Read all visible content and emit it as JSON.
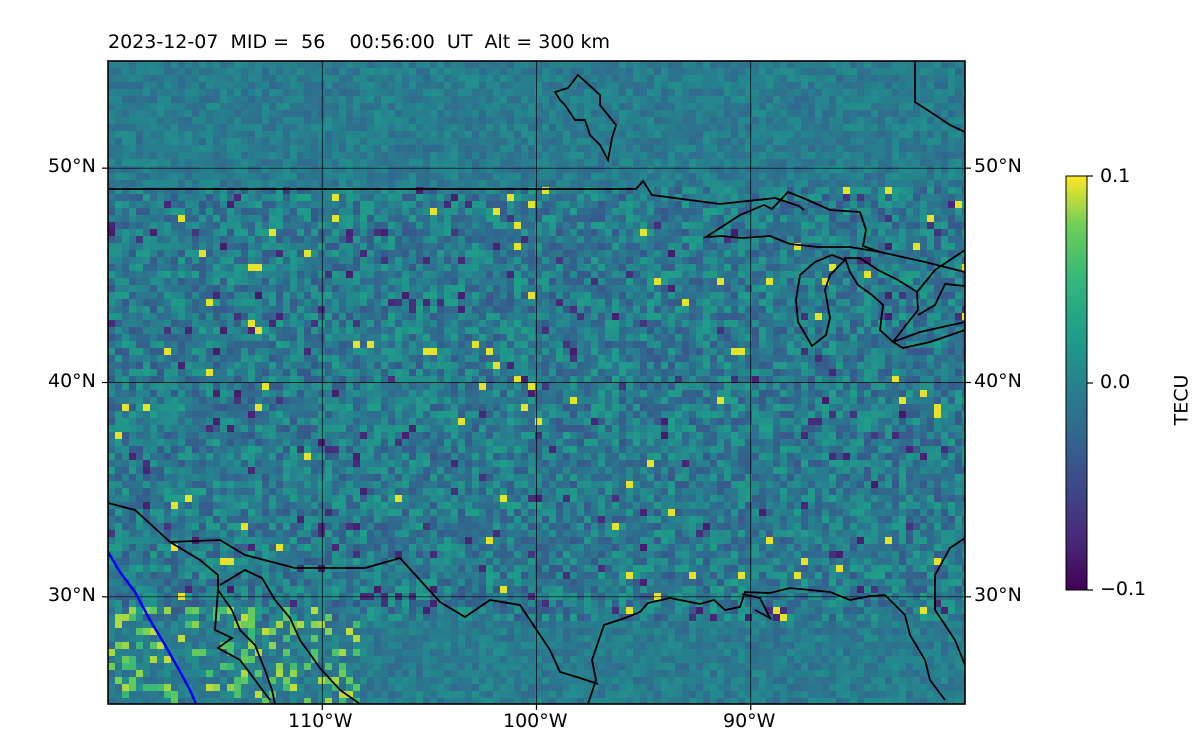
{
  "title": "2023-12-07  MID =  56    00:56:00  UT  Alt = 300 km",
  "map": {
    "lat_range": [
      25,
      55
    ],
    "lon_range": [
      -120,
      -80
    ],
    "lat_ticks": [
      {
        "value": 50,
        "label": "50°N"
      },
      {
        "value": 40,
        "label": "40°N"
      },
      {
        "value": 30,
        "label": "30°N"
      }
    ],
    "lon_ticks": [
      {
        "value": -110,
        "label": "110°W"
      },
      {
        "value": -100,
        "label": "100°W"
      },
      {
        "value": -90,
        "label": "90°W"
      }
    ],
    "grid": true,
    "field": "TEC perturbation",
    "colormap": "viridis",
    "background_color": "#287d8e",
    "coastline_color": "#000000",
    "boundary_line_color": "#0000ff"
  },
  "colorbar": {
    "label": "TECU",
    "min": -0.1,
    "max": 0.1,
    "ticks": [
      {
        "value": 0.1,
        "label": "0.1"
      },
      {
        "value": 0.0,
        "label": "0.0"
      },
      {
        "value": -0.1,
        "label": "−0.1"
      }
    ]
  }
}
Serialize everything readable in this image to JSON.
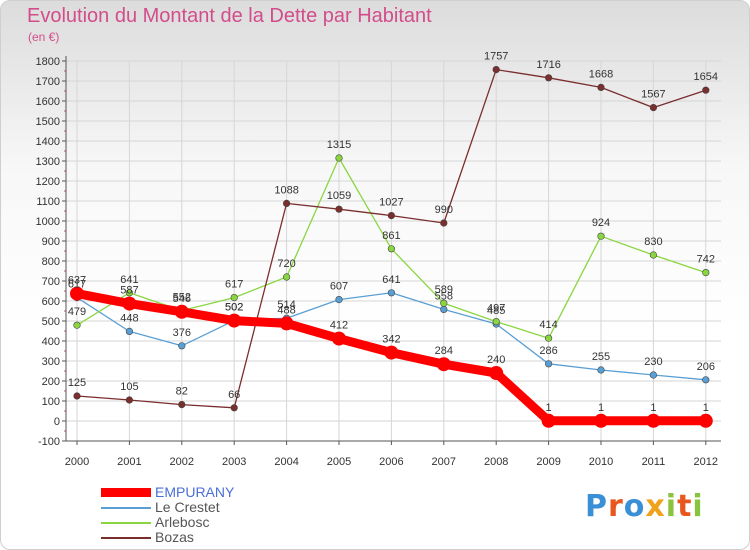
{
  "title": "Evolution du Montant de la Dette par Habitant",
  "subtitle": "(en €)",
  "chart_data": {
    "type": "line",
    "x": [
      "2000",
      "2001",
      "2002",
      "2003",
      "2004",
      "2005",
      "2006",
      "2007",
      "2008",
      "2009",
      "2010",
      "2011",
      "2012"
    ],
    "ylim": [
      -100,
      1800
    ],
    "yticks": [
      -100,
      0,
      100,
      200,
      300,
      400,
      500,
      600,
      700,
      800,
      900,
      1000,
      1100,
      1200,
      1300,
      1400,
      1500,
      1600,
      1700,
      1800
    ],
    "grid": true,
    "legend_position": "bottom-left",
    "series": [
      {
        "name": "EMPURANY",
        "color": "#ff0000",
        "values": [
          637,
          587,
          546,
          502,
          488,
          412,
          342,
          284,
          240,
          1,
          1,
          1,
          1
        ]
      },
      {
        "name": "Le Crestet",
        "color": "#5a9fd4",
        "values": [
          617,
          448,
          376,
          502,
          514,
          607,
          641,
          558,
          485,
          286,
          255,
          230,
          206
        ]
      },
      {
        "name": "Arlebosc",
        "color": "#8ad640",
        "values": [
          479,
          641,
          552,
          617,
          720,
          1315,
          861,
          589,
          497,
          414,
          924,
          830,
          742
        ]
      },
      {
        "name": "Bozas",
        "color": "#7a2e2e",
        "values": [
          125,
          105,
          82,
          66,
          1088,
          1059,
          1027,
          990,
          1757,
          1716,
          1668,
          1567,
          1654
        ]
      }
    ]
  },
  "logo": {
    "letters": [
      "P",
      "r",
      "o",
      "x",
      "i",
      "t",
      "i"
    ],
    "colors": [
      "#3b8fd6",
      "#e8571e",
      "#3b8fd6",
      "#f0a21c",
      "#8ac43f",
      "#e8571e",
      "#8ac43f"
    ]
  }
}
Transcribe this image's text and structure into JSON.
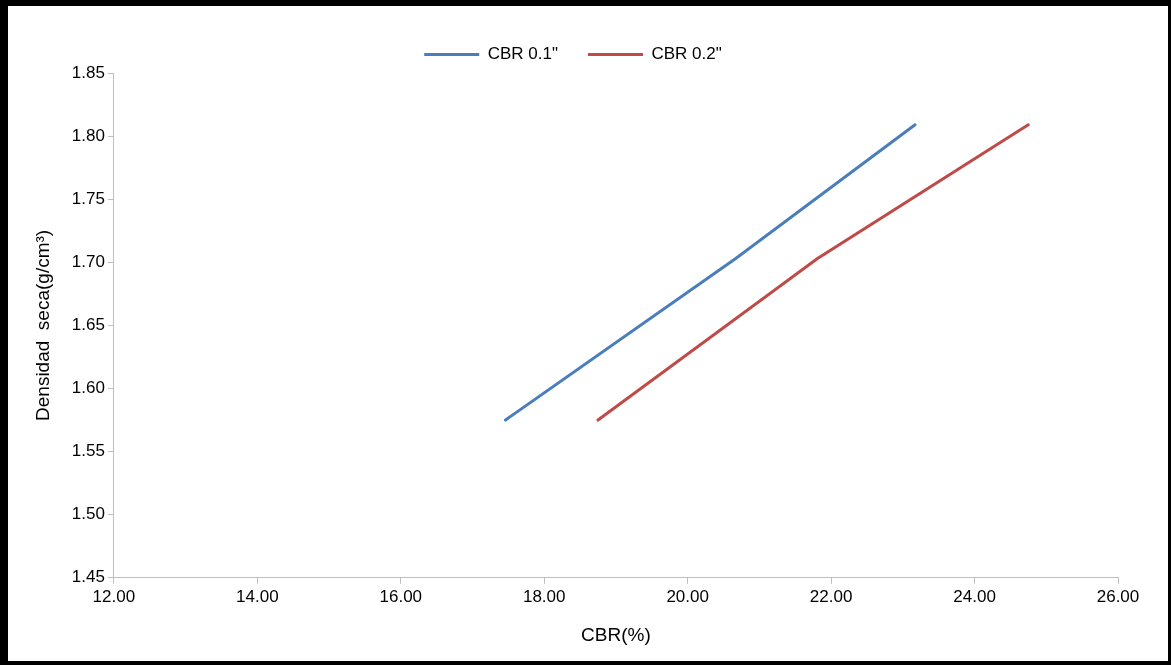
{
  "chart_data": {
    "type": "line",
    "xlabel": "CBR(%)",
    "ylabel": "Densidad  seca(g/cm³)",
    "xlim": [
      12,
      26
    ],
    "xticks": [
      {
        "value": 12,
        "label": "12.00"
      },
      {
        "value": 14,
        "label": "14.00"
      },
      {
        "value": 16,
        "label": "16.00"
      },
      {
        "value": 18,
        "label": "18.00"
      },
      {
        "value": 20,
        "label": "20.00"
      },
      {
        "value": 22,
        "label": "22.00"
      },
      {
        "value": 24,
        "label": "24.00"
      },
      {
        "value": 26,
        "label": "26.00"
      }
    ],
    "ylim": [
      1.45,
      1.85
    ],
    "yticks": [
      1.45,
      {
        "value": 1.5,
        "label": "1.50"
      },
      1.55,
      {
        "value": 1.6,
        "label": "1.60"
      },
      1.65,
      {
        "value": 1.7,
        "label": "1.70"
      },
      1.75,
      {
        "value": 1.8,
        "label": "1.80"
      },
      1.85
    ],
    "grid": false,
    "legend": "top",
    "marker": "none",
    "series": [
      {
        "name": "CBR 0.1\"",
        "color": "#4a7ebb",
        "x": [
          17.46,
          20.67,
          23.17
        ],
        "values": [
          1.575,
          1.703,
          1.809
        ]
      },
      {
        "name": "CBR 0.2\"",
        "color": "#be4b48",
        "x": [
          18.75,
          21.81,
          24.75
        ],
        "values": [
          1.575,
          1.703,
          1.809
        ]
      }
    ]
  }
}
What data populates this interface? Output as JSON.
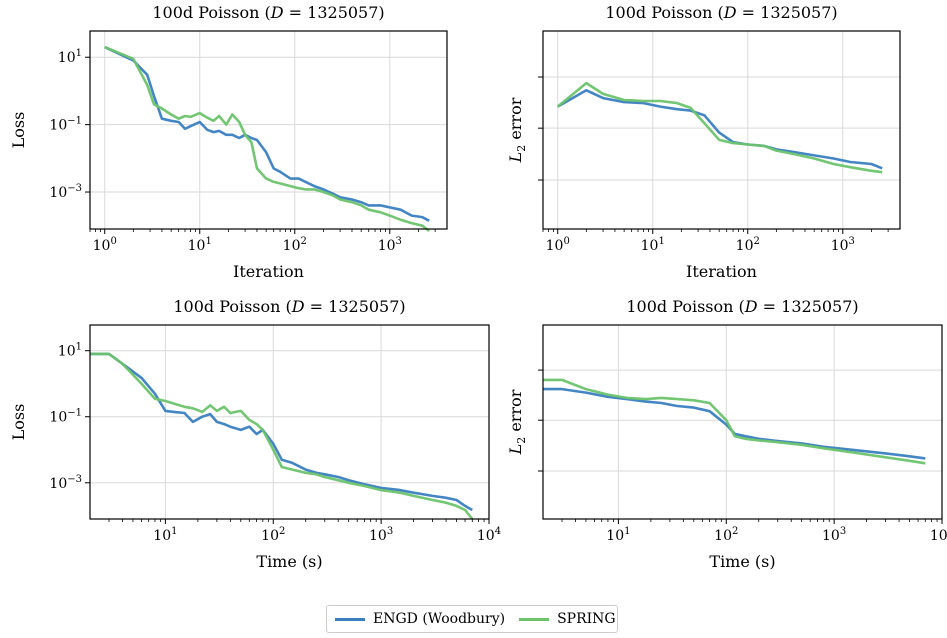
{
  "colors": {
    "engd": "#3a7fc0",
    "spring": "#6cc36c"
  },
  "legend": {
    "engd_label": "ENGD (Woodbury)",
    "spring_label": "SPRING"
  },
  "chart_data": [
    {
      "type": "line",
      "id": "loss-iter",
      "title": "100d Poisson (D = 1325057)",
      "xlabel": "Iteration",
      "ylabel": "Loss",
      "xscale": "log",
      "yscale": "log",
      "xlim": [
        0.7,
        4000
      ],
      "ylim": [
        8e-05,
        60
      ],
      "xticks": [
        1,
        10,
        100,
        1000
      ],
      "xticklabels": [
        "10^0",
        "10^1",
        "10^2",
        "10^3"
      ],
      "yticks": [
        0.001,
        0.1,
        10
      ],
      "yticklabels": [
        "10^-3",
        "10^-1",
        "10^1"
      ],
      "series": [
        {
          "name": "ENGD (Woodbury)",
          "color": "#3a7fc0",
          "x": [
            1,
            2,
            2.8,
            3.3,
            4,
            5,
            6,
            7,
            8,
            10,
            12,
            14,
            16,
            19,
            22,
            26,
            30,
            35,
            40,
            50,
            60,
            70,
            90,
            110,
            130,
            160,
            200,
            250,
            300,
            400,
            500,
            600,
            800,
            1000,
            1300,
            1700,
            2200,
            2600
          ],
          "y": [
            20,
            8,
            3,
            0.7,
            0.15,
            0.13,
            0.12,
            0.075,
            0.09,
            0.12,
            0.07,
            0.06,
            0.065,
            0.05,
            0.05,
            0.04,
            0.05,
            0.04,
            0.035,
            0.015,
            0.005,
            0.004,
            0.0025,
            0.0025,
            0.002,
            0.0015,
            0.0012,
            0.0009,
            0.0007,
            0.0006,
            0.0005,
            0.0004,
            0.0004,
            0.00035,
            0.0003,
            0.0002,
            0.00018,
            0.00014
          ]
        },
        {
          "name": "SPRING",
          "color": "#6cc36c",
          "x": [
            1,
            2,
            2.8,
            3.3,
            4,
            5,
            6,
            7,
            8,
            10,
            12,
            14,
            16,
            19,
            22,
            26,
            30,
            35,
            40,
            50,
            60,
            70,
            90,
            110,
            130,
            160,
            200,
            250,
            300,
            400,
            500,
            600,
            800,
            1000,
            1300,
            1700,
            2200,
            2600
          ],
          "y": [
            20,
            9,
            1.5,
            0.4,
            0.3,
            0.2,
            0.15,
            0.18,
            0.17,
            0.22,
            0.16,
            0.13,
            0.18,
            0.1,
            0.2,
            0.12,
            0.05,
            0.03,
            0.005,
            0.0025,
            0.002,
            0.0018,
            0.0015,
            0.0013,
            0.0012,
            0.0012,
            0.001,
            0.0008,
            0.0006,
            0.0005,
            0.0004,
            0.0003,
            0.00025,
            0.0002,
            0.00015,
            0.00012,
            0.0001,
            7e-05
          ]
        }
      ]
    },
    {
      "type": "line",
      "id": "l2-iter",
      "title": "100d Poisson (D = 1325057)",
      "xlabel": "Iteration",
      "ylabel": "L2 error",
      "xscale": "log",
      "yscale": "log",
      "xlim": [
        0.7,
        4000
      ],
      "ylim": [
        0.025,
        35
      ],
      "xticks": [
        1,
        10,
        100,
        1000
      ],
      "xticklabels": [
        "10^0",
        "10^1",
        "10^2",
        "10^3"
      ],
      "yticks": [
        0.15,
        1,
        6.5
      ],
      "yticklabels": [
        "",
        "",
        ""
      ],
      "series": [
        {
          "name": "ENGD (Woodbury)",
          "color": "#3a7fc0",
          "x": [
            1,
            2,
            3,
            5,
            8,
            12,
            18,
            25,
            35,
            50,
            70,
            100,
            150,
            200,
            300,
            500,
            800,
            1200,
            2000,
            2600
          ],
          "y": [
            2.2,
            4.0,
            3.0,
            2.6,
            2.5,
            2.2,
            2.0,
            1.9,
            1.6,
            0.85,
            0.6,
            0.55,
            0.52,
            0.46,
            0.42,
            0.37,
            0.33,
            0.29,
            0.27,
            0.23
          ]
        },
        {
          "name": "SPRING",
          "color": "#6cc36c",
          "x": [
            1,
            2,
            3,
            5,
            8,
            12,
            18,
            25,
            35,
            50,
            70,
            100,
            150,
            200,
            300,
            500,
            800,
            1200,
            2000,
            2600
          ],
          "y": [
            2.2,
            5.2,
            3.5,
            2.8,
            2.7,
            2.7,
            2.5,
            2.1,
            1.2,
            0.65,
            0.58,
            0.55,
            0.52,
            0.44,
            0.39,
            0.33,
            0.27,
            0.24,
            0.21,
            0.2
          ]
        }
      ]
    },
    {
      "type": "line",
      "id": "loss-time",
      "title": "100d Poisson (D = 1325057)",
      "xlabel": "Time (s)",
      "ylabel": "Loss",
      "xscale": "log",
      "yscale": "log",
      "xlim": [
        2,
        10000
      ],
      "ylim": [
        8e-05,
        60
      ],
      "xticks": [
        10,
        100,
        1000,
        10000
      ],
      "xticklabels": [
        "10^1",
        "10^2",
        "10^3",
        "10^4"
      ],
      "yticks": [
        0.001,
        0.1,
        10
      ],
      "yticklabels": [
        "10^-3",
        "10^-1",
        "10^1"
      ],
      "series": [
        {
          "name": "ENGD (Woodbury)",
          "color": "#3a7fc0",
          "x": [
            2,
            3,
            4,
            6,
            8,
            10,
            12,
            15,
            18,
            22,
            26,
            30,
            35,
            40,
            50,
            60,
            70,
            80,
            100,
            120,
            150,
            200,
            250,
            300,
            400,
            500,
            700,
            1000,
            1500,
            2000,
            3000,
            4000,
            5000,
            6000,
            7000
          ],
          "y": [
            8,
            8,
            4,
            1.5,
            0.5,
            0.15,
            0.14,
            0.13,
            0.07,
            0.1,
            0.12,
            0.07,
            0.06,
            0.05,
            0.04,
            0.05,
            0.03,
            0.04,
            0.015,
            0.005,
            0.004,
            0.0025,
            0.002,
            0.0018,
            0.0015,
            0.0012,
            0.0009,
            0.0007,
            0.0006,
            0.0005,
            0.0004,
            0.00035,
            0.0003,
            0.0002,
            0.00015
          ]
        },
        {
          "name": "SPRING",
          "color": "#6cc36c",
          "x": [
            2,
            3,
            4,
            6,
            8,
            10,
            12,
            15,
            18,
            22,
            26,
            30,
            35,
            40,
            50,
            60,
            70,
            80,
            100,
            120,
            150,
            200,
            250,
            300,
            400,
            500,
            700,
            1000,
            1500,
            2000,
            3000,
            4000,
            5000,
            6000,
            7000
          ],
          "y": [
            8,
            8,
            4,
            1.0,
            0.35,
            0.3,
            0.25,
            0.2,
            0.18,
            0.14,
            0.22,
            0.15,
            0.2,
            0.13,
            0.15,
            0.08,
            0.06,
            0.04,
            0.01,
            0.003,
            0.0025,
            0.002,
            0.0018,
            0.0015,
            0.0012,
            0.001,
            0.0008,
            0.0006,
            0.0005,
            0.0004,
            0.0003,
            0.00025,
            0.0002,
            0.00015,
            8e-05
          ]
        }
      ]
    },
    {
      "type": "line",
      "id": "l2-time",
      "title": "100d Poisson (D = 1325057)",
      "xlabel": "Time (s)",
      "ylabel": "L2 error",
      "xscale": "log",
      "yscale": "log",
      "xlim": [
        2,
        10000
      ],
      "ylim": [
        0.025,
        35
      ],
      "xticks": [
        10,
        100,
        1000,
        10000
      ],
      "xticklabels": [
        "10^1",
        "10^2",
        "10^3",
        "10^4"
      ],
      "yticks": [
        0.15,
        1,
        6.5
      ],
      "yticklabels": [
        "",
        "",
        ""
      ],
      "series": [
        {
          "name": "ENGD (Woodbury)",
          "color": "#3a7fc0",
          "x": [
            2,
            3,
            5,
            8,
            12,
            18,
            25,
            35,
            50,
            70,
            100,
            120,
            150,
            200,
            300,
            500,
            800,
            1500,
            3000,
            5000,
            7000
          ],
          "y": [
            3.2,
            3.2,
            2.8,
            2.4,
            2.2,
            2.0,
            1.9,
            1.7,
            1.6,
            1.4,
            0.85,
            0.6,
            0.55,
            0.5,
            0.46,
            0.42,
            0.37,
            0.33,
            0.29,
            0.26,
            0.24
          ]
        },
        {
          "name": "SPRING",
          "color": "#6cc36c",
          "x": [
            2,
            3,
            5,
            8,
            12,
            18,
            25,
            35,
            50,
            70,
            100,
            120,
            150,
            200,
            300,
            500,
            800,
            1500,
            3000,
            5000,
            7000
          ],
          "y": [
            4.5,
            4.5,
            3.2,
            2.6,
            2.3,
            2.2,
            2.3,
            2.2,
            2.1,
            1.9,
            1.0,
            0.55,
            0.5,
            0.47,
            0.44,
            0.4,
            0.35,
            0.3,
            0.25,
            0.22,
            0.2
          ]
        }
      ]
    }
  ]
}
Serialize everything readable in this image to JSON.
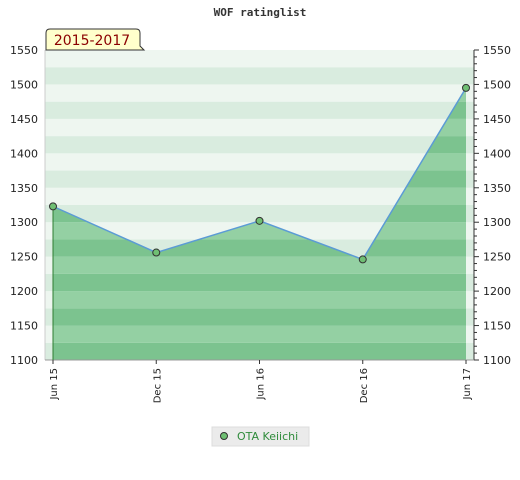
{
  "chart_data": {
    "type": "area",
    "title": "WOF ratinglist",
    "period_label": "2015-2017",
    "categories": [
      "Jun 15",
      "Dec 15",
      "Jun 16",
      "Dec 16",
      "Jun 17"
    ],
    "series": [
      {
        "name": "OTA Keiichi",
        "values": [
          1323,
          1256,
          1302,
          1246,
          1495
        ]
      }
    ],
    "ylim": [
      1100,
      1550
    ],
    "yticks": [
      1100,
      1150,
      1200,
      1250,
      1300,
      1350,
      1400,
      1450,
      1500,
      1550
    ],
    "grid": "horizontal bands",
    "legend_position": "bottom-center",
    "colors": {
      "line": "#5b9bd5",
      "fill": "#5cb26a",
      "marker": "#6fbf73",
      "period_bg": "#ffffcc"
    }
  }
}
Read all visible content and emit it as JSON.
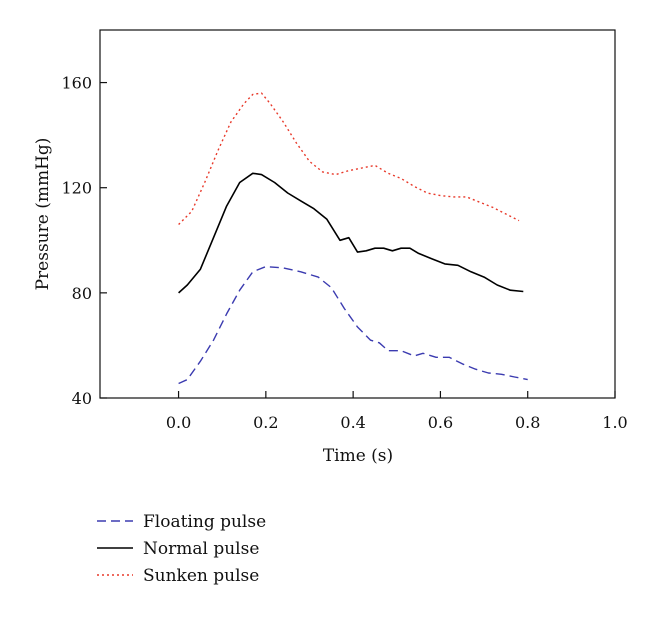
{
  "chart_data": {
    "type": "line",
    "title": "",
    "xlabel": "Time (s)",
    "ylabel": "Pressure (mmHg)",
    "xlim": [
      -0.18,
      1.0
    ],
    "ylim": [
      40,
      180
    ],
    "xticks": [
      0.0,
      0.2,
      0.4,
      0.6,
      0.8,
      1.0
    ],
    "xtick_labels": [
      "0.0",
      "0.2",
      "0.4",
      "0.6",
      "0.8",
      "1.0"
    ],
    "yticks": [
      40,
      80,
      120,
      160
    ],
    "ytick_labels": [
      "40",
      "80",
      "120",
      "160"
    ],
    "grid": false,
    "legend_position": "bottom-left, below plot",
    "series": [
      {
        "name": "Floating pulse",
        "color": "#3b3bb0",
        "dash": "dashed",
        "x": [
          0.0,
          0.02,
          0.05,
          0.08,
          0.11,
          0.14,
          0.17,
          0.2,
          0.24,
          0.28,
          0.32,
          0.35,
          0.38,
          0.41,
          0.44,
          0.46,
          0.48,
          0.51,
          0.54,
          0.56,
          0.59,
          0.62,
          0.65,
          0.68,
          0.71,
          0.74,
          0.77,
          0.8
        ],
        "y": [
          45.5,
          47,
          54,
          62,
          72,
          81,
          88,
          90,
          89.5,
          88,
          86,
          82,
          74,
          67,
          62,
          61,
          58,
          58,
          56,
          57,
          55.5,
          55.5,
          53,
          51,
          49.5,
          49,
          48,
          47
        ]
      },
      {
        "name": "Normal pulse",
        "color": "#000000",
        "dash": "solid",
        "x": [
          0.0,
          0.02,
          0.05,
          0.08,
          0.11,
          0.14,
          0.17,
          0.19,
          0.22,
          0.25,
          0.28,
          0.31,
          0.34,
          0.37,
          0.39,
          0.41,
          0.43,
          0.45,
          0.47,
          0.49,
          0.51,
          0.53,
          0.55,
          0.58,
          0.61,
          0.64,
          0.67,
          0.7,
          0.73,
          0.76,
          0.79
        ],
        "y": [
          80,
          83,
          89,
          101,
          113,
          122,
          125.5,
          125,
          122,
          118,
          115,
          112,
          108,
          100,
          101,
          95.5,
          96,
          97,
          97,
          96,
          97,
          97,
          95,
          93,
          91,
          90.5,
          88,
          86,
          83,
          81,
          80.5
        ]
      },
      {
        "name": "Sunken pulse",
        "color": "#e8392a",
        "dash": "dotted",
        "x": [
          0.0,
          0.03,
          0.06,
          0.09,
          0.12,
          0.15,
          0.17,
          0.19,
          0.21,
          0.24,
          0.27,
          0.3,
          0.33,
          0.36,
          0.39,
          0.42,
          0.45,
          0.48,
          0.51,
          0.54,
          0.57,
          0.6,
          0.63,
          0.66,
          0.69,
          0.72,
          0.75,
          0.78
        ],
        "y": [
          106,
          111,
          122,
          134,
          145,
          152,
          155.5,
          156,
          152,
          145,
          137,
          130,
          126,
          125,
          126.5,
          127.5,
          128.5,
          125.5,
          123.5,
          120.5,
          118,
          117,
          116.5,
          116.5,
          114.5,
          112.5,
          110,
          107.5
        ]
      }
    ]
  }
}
————
* **What the task asks**:
Tally the lines of the material above that contain the word "bottom" and report the total alone.

* **Worked answer**:
3